Short exercise:
Your answer should be a single number: the count of lines in the material below that hold "Bulk".

Working data:

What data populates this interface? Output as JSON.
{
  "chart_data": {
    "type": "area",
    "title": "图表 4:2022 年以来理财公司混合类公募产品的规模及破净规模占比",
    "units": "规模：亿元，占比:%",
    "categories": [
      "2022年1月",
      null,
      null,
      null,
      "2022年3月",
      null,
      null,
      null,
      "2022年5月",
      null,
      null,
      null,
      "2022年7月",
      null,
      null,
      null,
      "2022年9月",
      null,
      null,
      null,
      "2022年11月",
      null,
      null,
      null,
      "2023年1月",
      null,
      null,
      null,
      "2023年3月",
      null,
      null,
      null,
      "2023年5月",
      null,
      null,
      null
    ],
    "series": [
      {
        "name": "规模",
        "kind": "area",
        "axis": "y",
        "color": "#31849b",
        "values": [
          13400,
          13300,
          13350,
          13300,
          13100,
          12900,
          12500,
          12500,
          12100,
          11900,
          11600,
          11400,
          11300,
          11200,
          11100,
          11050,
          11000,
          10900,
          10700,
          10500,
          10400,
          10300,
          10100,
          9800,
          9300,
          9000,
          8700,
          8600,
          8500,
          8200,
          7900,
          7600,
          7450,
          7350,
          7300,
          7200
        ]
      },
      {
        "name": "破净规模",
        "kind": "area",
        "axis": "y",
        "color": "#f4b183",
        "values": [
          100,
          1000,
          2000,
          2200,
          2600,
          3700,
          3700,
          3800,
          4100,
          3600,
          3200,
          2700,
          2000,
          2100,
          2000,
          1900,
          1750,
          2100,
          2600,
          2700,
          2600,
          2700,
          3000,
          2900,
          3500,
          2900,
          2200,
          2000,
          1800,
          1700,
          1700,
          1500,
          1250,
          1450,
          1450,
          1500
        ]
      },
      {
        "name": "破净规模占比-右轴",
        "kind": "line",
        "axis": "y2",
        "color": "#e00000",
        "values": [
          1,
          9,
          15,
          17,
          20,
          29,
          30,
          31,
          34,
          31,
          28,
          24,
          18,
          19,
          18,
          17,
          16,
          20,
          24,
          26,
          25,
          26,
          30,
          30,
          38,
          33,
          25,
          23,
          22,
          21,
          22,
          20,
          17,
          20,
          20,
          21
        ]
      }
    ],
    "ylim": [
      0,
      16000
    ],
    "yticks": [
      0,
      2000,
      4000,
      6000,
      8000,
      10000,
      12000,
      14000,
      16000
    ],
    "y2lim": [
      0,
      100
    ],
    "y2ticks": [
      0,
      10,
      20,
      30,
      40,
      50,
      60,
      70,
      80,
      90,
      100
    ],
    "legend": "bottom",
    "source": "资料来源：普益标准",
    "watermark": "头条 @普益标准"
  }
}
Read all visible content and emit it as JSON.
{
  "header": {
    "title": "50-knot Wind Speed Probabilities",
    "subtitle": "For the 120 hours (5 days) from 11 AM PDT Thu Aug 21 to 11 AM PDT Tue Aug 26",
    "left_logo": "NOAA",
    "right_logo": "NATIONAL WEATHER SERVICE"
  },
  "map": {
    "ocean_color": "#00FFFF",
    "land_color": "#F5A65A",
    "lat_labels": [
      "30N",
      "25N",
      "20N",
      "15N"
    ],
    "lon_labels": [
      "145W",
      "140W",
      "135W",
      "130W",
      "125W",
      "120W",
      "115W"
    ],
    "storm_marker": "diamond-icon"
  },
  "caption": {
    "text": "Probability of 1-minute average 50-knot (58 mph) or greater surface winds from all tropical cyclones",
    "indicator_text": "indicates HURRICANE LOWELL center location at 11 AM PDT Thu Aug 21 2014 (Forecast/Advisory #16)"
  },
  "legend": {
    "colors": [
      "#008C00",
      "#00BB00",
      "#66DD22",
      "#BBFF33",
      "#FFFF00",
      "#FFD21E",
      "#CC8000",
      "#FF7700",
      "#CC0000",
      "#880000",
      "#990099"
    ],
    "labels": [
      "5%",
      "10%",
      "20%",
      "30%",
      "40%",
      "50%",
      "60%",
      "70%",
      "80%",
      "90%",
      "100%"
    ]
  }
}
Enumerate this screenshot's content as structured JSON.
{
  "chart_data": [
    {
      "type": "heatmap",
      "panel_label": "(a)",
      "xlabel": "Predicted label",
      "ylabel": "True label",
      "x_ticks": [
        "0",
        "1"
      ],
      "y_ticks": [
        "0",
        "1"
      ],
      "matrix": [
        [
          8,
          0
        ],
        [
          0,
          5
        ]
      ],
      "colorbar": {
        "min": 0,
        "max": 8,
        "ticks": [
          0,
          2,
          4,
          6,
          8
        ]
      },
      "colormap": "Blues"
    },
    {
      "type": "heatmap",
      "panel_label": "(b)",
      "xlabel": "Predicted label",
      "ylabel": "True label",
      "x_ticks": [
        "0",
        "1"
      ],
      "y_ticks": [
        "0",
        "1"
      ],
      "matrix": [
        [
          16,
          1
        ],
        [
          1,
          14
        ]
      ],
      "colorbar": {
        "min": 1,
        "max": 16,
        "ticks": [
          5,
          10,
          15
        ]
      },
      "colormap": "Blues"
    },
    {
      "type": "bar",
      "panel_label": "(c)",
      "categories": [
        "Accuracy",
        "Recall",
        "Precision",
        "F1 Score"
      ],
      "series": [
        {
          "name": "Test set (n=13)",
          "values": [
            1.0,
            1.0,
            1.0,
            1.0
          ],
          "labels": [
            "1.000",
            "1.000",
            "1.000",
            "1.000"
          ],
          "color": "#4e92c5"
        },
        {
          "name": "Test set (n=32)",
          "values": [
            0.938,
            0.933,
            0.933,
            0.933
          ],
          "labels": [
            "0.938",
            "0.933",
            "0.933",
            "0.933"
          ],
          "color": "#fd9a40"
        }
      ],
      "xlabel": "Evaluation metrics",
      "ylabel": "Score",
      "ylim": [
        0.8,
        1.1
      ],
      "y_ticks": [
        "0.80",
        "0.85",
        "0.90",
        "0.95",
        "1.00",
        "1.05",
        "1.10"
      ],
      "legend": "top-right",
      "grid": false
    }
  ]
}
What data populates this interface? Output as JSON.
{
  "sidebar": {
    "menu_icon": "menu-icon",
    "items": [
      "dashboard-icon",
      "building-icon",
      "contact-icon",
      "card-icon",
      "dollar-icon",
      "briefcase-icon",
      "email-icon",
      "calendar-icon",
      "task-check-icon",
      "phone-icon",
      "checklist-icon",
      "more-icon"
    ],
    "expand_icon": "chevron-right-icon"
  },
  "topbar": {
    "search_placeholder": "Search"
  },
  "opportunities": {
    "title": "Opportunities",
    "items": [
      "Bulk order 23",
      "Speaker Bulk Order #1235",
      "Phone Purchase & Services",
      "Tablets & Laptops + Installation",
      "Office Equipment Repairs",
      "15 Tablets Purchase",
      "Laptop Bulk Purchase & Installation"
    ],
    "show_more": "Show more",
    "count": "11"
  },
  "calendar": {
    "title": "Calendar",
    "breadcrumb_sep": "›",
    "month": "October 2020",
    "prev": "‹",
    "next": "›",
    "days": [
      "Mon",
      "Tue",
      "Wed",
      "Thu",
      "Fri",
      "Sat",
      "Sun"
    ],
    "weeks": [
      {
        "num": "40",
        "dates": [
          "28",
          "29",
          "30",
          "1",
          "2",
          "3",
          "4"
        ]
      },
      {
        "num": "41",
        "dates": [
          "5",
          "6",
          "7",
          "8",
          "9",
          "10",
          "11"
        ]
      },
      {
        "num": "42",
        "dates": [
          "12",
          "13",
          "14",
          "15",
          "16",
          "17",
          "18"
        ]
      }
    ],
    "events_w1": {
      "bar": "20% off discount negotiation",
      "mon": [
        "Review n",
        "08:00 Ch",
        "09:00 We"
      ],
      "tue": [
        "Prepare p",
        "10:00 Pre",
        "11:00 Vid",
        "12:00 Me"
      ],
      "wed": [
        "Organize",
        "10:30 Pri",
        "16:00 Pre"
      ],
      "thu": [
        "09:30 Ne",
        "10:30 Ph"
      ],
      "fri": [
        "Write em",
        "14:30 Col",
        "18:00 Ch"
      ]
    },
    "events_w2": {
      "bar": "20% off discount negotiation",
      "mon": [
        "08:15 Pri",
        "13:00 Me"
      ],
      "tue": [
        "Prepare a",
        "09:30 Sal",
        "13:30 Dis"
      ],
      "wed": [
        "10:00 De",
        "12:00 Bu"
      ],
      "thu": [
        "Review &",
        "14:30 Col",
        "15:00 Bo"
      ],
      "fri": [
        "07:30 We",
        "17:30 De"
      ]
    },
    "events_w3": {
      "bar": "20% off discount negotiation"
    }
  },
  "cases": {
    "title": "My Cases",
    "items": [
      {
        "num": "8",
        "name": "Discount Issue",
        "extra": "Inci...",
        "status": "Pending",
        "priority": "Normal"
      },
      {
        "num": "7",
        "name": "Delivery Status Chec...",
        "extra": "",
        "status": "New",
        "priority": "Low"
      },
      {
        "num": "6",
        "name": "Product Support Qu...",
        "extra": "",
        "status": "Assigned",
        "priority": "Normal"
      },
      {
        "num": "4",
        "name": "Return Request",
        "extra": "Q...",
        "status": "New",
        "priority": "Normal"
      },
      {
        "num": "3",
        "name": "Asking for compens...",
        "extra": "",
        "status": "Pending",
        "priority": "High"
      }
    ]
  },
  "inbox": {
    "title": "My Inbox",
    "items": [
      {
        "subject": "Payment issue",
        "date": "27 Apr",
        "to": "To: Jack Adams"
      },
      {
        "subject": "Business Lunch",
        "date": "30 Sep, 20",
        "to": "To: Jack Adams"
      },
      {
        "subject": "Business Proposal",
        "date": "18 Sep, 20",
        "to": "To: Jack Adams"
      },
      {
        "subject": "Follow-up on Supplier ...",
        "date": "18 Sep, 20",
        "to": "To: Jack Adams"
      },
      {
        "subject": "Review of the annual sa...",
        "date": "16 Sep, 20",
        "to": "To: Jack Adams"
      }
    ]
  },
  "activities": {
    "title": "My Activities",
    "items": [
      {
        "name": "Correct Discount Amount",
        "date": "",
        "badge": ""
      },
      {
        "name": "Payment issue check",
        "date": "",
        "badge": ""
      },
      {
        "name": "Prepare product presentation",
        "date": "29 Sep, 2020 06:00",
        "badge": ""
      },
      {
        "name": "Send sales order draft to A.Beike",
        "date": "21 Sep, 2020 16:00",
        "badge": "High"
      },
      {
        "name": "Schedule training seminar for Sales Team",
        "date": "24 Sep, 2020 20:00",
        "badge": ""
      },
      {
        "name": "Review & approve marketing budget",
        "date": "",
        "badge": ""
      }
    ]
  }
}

Solution to the exercise:
3